WHAT IS NEEDED - Copy every line that holds "Motion".

RAW DATA -
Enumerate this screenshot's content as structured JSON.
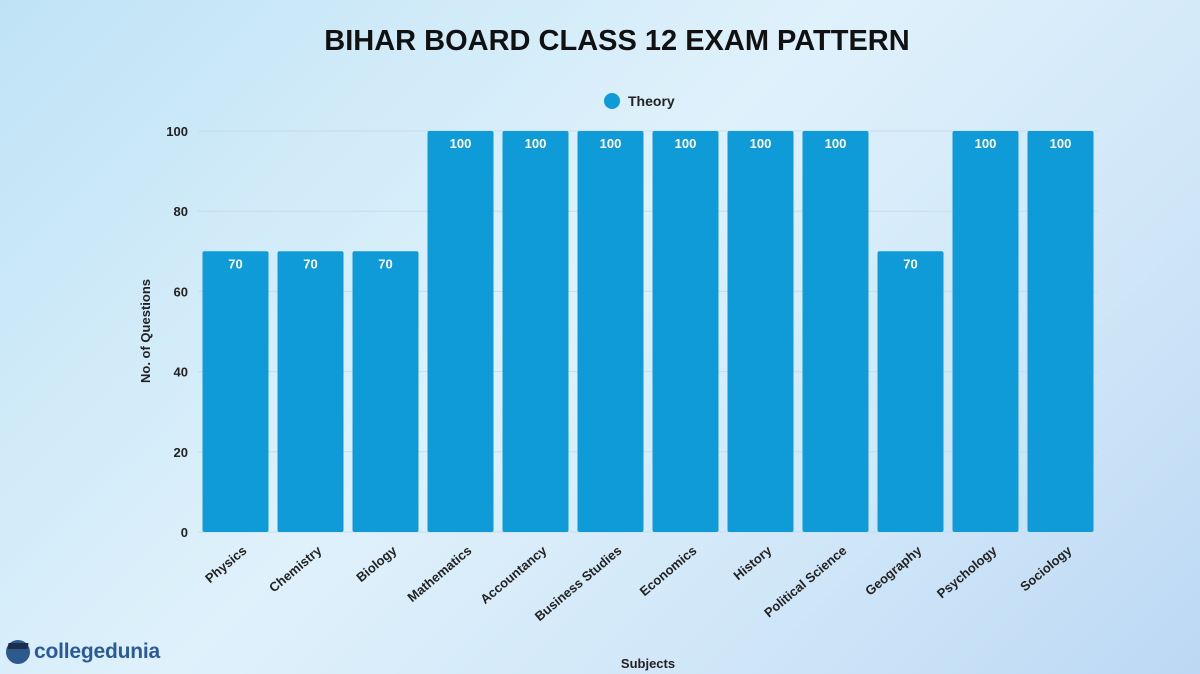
{
  "chart_data": {
    "type": "bar",
    "title": "BIHAR BOARD CLASS 12 EXAM PATTERN",
    "xlabel": "Subjects",
    "ylabel": "No. of Questions",
    "ylim": [
      0,
      100
    ],
    "yticks": [
      0,
      20,
      40,
      60,
      80,
      100
    ],
    "grid": true,
    "legend_position": "top-center",
    "categories": [
      "Physics",
      "Chemistry",
      "Biology",
      "Mathematics",
      "Accountancy",
      "Business Studies",
      "Economics",
      "History",
      "Political Science",
      "Geography",
      "Psychology",
      "Sociology"
    ],
    "series": [
      {
        "name": "Theory",
        "color": "#0f9bd7",
        "values": [
          70,
          70,
          70,
          100,
          100,
          100,
          100,
          100,
          100,
          70,
          100,
          100
        ]
      }
    ]
  },
  "brand": {
    "logo_text": "collegedunia"
  }
}
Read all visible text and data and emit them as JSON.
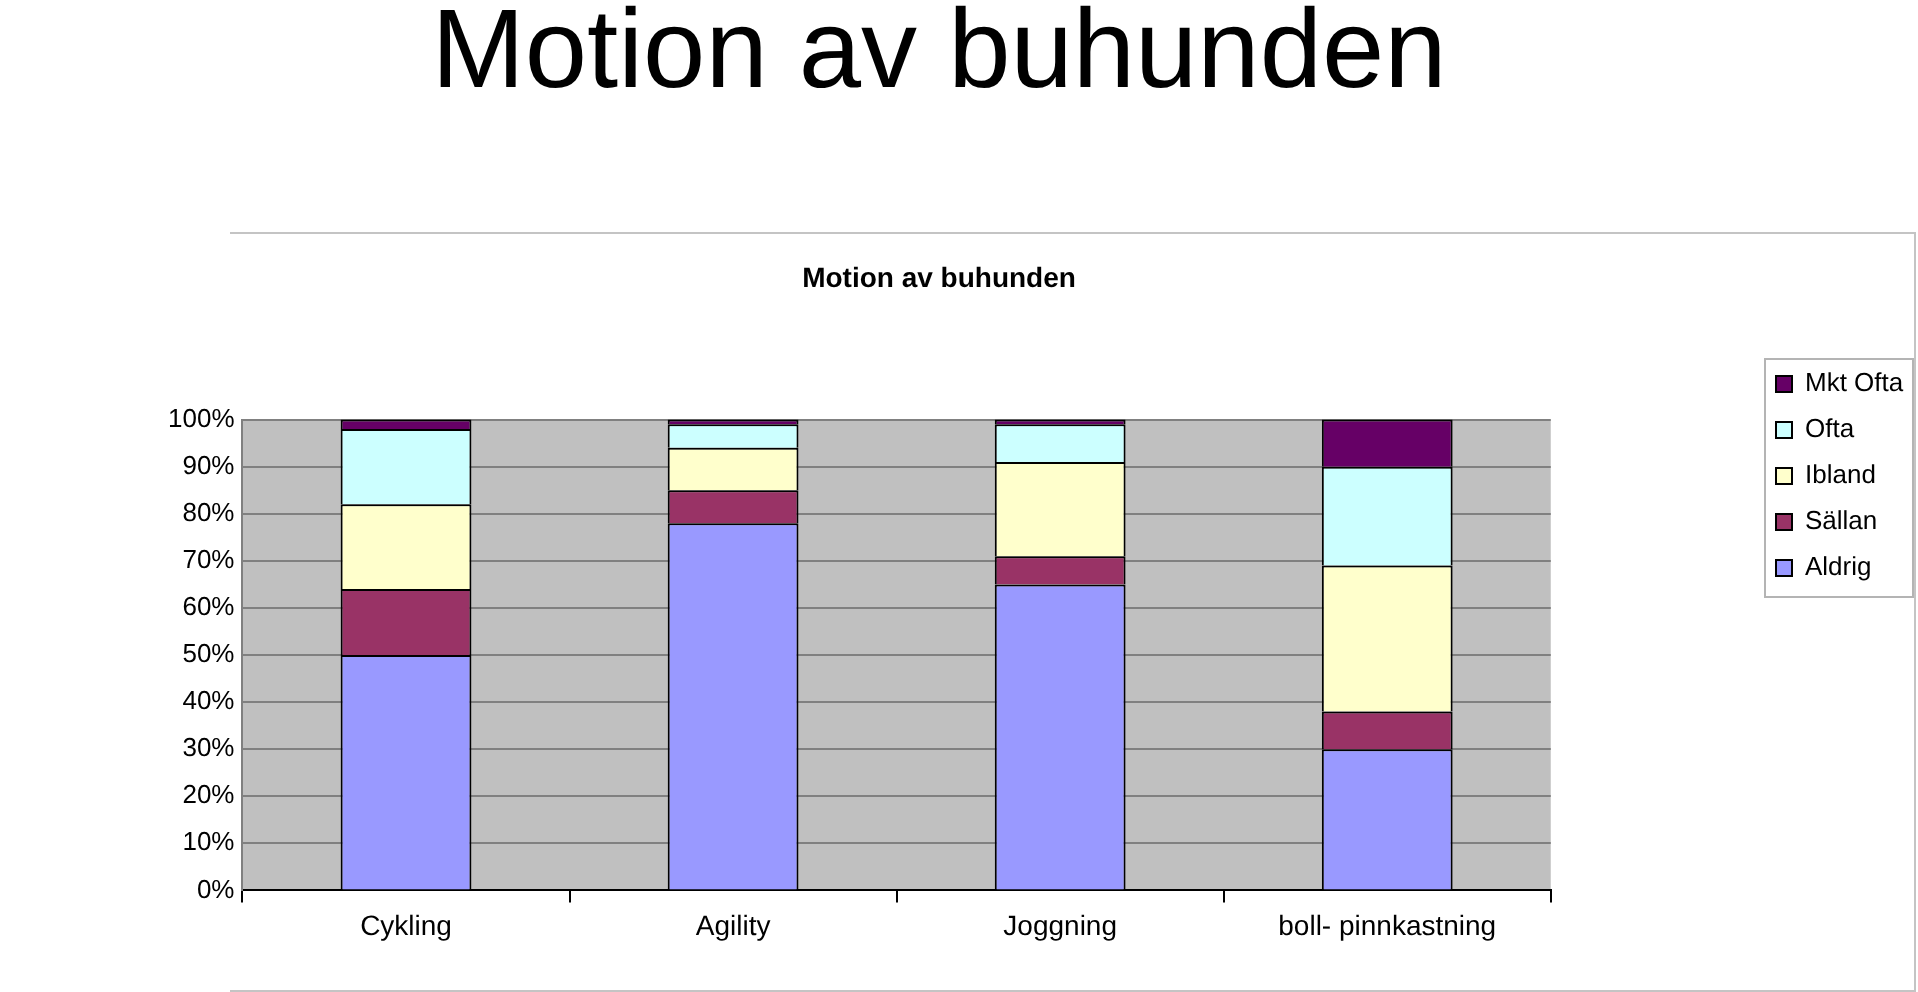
{
  "chart_data": {
    "type": "bar",
    "title": "Motion av buhunden",
    "subtitle": "Motion av buhunden",
    "categories": [
      "Cykling",
      "Agility",
      "Joggning",
      "boll- pinnkastning"
    ],
    "series": [
      {
        "name": "Aldrig",
        "color": "#9999ff",
        "values": [
          50,
          78,
          65,
          30
        ]
      },
      {
        "name": "Sällan",
        "color": "#993366",
        "values": [
          14,
          7,
          6,
          8
        ]
      },
      {
        "name": "Ibland",
        "color": "#ffffcc",
        "values": [
          18,
          9,
          20,
          31
        ]
      },
      {
        "name": "Ofta",
        "color": "#ccffff",
        "values": [
          16,
          5,
          8,
          21
        ]
      },
      {
        "name": "Mkt Ofta",
        "color": "#660066",
        "values": [
          2,
          1,
          1,
          10
        ]
      }
    ],
    "stacked": true,
    "ylim": [
      0,
      100
    ],
    "yticks": [
      {
        "value": 0,
        "label": "0%"
      },
      {
        "value": 10,
        "label": "10%"
      },
      {
        "value": 20,
        "label": "20%"
      },
      {
        "value": 30,
        "label": "30%"
      },
      {
        "value": 40,
        "label": "40%"
      },
      {
        "value": 50,
        "label": "50%"
      },
      {
        "value": 60,
        "label": "60%"
      },
      {
        "value": 70,
        "label": "70%"
      },
      {
        "value": 80,
        "label": "80%"
      },
      {
        "value": 90,
        "label": "90%"
      },
      {
        "value": 100,
        "label": "100%"
      }
    ],
    "grid": "y",
    "legend": "right"
  }
}
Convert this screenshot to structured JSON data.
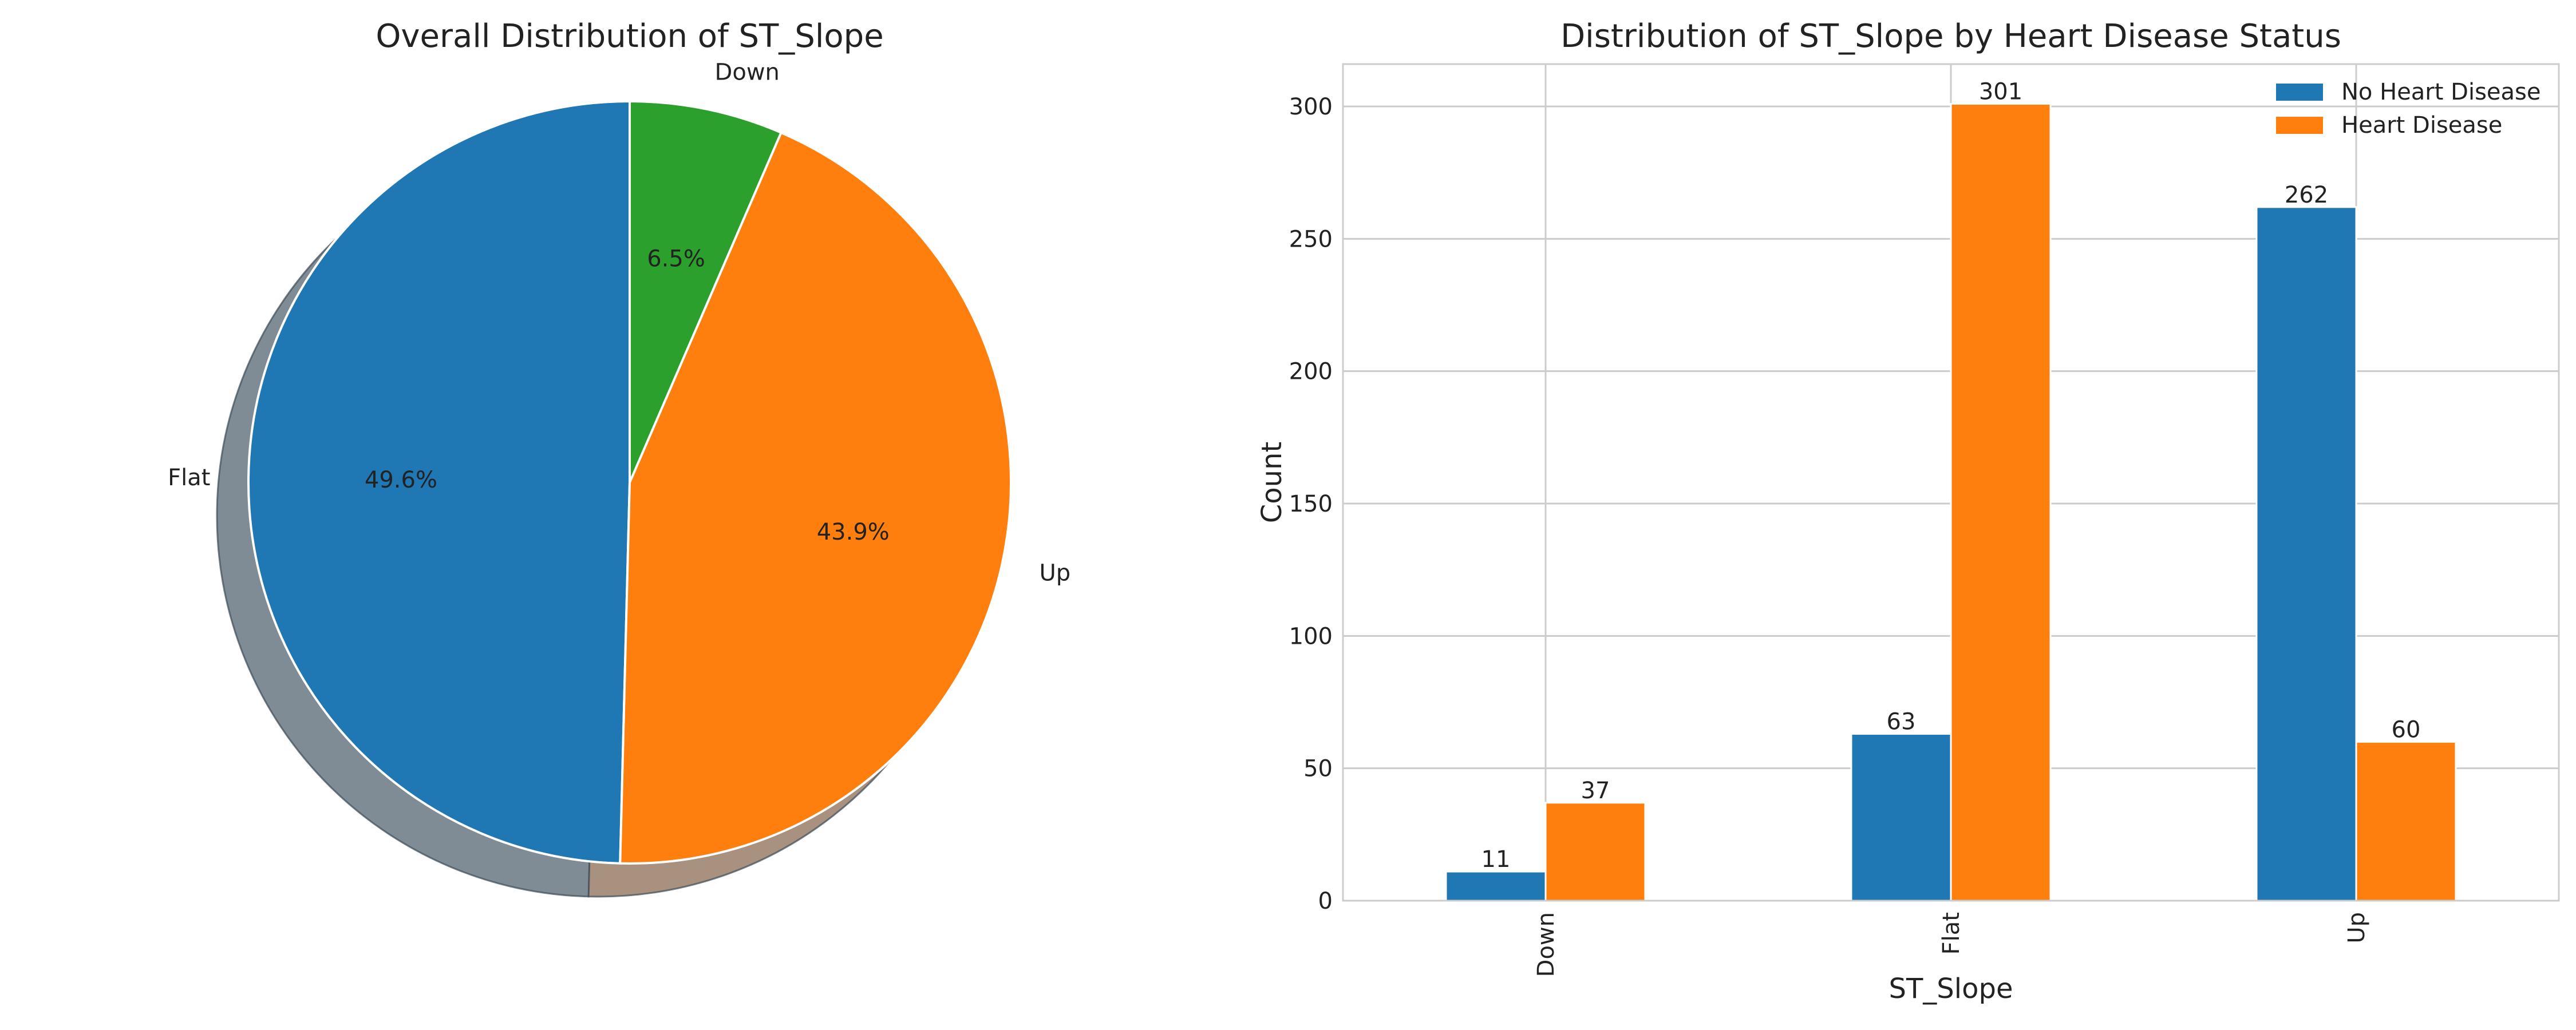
{
  "chart_data": [
    {
      "type": "pie",
      "title": "Overall Distribution of ST_Slope",
      "labels": [
        "Flat",
        "Up",
        "Down"
      ],
      "values": [
        49.6,
        43.9,
        6.5
      ],
      "pct_labels": [
        "49.6%",
        "43.9%",
        "6.5%"
      ],
      "colors": [
        "#1f77b4",
        "#ff7f0e",
        "#2ca02c"
      ],
      "start_angle_deg": 90,
      "direction": "counterclockwise",
      "shadow": true
    },
    {
      "type": "bar",
      "title": "Distribution of ST_Slope by Heart Disease Status",
      "categories": [
        "Down",
        "Flat",
        "Up"
      ],
      "series": [
        {
          "name": "No Heart Disease",
          "values": [
            11,
            63,
            262
          ],
          "color": "#1f77b4"
        },
        {
          "name": "Heart Disease",
          "values": [
            37,
            301,
            60
          ],
          "color": "#ff7f0e"
        }
      ],
      "xlabel": "ST_Slope",
      "ylabel": "Count",
      "ylim": [
        0,
        316
      ],
      "yticks": [
        0,
        50,
        100,
        150,
        200,
        250,
        300
      ],
      "grid": true,
      "legend_position": "top-right",
      "data_labels": true
    }
  ]
}
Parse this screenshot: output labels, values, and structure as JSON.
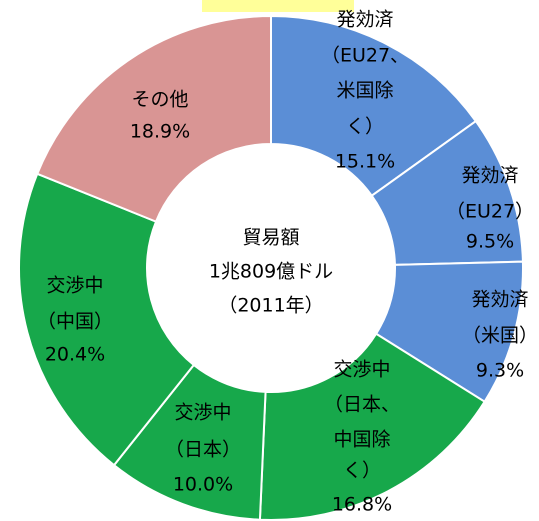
{
  "chart_data": {
    "type": "donut",
    "center_text": [
      "貿易額",
      "1兆809億ドル",
      "（2011年）"
    ],
    "categories": [
      [
        "発効済",
        "（EU27、",
        "米国除",
        "く）"
      ],
      [
        "発効済",
        "（EU27）"
      ],
      [
        "発効済",
        "（米国）"
      ],
      [
        "交渉中",
        "（日本、",
        "中国除",
        "く）"
      ],
      [
        "交渉中",
        "（日本）"
      ],
      [
        "交渉中",
        "（中国）"
      ],
      [
        "その他"
      ]
    ],
    "values": [
      15.1,
      9.5,
      9.3,
      16.8,
      10.0,
      20.4,
      18.9
    ],
    "value_labels": [
      "15.1%",
      "9.5%",
      "9.3%",
      "16.8%",
      "10.0%",
      "20.4%",
      "18.9%"
    ],
    "colors": [
      "#5b8ed6",
      "#5b8ed6",
      "#5b8ed6",
      "#17a84b",
      "#17a84b",
      "#17a84b",
      "#d99594"
    ]
  }
}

COMPLETE OUTPUT -
    "title": "Motion av buhunden",
    "subtitle": "Motion av buhunden",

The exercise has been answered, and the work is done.